*Problem to work on:*
Extract from the listing each line in which the word "Financial" appears.

-- Start --

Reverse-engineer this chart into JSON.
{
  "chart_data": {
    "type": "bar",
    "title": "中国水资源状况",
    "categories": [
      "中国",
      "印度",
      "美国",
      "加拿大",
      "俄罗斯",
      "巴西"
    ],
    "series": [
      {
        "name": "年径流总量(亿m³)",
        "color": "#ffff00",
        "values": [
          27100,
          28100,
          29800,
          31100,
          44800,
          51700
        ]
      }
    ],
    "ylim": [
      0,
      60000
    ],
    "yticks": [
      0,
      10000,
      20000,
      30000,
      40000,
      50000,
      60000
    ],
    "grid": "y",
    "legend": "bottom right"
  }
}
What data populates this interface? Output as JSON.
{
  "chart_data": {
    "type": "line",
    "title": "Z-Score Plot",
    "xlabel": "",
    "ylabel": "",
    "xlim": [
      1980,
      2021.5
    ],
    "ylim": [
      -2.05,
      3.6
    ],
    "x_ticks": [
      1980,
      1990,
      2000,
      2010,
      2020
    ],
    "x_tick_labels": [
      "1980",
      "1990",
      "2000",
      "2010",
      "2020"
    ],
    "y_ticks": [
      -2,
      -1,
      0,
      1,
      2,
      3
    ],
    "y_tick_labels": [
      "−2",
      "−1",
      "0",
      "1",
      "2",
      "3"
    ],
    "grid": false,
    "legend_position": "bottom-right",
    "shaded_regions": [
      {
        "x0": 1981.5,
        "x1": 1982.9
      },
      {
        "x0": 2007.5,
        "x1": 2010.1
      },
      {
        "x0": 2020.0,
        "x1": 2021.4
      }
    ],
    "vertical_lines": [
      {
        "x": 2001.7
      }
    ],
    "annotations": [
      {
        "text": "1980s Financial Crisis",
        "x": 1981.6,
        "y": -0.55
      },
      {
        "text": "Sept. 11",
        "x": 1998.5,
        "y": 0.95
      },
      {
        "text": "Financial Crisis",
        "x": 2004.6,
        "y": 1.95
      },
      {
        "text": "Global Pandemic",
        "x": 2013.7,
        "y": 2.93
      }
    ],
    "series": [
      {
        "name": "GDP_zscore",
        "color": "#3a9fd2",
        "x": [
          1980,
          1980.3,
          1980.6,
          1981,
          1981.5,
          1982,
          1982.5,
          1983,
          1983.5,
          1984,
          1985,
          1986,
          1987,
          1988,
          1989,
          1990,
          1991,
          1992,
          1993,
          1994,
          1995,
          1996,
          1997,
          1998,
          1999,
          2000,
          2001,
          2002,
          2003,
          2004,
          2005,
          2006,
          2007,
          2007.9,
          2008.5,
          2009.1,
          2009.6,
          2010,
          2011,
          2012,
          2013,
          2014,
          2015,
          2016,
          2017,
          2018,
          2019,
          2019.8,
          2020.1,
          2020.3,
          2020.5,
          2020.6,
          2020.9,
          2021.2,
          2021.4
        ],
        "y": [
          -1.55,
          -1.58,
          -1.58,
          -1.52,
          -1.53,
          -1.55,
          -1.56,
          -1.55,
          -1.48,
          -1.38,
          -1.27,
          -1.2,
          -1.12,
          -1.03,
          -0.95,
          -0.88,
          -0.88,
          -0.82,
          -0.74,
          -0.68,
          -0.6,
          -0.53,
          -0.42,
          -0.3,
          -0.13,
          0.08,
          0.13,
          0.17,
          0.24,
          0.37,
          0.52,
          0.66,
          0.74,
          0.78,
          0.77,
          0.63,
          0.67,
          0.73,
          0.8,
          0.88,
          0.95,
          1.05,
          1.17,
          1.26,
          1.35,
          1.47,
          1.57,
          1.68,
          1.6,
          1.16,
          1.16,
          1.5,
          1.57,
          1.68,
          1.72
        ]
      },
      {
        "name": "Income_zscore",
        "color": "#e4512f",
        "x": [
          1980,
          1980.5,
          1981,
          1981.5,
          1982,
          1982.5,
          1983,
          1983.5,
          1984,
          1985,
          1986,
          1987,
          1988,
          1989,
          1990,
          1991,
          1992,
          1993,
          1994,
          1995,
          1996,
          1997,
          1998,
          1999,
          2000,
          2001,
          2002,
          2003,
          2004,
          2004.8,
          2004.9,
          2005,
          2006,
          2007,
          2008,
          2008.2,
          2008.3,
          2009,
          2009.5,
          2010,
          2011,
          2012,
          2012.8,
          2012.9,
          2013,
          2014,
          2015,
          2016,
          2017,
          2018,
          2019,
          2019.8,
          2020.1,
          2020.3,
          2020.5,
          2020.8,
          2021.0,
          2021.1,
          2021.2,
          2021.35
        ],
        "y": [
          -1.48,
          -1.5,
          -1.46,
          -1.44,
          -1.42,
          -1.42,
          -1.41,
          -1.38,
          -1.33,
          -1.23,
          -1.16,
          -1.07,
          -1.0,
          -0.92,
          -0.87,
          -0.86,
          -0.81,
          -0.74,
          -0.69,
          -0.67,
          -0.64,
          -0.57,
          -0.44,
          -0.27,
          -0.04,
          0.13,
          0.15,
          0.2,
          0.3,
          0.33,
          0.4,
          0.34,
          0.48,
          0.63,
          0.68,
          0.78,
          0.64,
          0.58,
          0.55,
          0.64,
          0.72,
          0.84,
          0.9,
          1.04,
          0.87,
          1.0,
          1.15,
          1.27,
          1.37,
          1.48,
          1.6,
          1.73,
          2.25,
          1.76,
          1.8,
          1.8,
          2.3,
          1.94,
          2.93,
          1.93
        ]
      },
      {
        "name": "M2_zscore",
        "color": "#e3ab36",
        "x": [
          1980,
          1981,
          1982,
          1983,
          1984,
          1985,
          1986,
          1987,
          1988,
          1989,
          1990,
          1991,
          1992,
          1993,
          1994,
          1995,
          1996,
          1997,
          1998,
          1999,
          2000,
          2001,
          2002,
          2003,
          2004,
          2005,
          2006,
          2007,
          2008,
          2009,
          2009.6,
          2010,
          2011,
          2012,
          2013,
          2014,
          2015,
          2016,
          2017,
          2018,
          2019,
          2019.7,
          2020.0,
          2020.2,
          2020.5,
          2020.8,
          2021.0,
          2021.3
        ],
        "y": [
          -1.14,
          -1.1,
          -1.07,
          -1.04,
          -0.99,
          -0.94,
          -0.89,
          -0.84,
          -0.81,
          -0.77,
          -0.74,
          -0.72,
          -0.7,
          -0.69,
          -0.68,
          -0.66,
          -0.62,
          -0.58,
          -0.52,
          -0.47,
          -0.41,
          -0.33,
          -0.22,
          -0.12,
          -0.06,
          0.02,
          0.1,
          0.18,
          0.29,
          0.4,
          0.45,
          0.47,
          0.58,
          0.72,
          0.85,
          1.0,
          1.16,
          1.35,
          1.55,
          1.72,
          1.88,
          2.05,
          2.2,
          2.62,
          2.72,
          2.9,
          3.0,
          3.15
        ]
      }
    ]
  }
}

-- End --

*Answer:*
        "text": "1980s Financial Crisis",
        "text": "Financial Crisis",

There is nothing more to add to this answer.